* **Exercise task**:
Can you recast every line of the entries below as a JSON list of strings, one string per line, with blank lines skipped and the pictures left out?

* **Records shown**:
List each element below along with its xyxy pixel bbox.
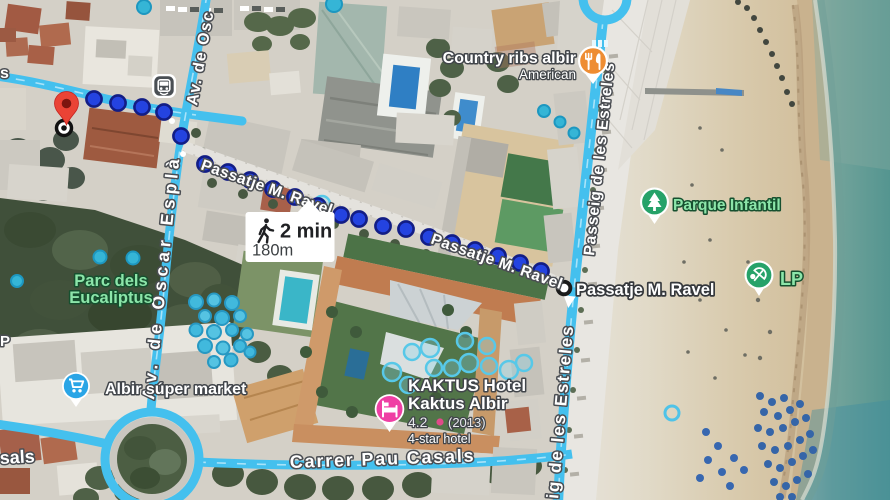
svg-text:180m: 180m — [252, 242, 293, 260]
svg-text:Parque Infantil: Parque Infantil — [673, 197, 781, 214]
svg-text:sals: sals — [0, 446, 35, 468]
svg-text:KAKTUS Hotel: KAKTUS Hotel — [408, 376, 526, 395]
svg-text:Albir súper market: Albir súper market — [105, 381, 247, 398]
svg-text:2 min: 2 min — [280, 221, 332, 243]
svg-text:(2013): (2013) — [448, 415, 486, 430]
svg-text:Kaktus Albir: Kaktus Albir — [408, 394, 508, 413]
svg-text:Country ribs albir: Country ribs albir — [443, 50, 576, 67]
svg-text:4-star hotel: 4-star hotel — [408, 432, 471, 446]
svg-text:4.2: 4.2 — [408, 414, 428, 430]
svg-text:LP: LP — [780, 269, 803, 289]
svg-text:Eucaliptus: Eucaliptus — [69, 289, 152, 307]
svg-text:P: P — [0, 333, 10, 350]
svg-text:American: American — [519, 67, 576, 82]
svg-text:s: s — [0, 65, 9, 82]
svg-text:Parc dels: Parc dels — [74, 272, 147, 290]
svg-text:Passatje M. Ravel: Passatje M. Ravel — [576, 281, 715, 299]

* **Final answer**:
[
  "List each element below along with its xyxy pixel bbox.",
  "svg-text:180m: 180m — [252, 242, 293, 260]",
  "svg-text:Parque Infantil: Parque Infantil — [673, 197, 781, 214]",
  "svg-text:sals: sals — [0, 446, 35, 468]",
  "svg-text:KAKTUS Hotel: KAKTUS Hotel — [408, 376, 526, 395]",
  "svg-text:Albir súper market: Albir súper market — [105, 381, 247, 398]",
  "svg-text:2 min: 2 min — [280, 221, 332, 243]",
  "svg-text:(2013): (2013) — [448, 415, 486, 430]",
  "svg-text:Kaktus Albir: Kaktus Albir — [408, 394, 508, 413]",
  "svg-text:Country ribs albir: Country ribs albir — [443, 50, 576, 67]",
  "svg-text:4-star hotel: 4-star hotel — [408, 432, 471, 446]",
  "svg-text:4.2: 4.2 — [408, 414, 428, 430]",
  "svg-text:LP: LP — [780, 269, 803, 289]",
  "svg-text:Eucaliptus: Eucaliptus — [69, 289, 152, 307]",
  "svg-text:P: P — [0, 333, 10, 350]",
  "svg-text:American: American — [519, 67, 576, 82]",
  "svg-text:s: s — [0, 65, 9, 82]",
  "svg-text:Parc dels: Parc dels — [74, 272, 147, 290]",
  "svg-text:Passatje M. Ravel: Passatje M. Ravel — [576, 281, 715, 299]"
]